* EXERCISE
Note each line that includes the word "seguenti". Copy those lines.

# ENTRIES SHOWN start

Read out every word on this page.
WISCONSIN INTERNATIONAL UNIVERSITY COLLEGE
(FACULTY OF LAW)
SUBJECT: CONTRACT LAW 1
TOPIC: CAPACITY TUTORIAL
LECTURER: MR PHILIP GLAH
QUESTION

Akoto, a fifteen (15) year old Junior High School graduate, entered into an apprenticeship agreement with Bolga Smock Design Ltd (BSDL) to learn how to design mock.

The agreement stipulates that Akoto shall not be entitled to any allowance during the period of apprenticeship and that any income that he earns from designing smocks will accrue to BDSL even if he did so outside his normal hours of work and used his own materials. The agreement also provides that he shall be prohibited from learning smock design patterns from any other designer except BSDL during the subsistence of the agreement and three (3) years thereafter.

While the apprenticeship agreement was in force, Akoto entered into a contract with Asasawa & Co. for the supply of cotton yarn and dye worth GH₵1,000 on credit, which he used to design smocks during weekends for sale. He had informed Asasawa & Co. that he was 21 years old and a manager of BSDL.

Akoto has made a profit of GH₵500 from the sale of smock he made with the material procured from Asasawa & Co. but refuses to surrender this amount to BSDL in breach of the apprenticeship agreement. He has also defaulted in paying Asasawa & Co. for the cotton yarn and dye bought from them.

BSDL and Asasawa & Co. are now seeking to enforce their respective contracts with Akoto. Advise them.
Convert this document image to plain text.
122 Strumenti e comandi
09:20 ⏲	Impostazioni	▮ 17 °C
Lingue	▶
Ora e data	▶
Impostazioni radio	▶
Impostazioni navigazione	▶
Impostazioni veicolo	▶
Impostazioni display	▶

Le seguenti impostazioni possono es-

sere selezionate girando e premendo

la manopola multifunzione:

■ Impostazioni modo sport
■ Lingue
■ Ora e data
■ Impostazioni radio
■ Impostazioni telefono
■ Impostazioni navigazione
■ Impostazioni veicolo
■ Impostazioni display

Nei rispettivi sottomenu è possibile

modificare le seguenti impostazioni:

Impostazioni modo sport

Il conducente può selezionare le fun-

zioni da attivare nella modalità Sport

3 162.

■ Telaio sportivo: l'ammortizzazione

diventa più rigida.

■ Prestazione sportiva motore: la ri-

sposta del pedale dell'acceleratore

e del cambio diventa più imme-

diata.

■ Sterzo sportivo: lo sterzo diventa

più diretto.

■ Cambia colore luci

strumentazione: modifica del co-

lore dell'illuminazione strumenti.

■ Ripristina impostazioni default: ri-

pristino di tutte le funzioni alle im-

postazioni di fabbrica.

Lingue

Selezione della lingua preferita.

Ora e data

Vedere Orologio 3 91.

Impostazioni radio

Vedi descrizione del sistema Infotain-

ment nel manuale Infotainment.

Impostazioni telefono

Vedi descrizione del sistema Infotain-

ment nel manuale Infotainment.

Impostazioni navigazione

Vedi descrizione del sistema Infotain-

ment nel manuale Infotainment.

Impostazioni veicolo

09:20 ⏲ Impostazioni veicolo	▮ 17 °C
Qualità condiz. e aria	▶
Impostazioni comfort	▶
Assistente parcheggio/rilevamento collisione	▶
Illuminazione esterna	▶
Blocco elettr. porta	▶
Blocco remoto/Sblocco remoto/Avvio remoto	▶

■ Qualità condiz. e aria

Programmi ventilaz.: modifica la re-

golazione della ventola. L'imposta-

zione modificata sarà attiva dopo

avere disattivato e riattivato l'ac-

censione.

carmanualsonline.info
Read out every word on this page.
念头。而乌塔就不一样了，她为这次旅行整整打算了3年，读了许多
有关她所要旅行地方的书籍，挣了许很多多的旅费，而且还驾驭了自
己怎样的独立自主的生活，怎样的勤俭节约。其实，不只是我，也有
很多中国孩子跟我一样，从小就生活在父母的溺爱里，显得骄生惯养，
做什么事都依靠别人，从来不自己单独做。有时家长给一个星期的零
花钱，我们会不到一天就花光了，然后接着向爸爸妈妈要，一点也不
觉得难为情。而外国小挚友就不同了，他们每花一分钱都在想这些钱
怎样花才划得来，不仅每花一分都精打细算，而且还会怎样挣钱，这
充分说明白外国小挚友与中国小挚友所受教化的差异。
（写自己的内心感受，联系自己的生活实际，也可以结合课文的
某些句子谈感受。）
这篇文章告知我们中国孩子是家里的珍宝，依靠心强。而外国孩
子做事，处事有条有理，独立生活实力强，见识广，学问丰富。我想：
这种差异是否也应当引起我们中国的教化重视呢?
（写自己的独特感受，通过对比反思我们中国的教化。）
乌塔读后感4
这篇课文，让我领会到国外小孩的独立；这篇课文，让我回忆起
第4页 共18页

# ENTRIES SHOWN end

* RESULT FOR THIS EXERCISE
Le seguenti impostazioni possono es-
modificare le seguenti impostazioni:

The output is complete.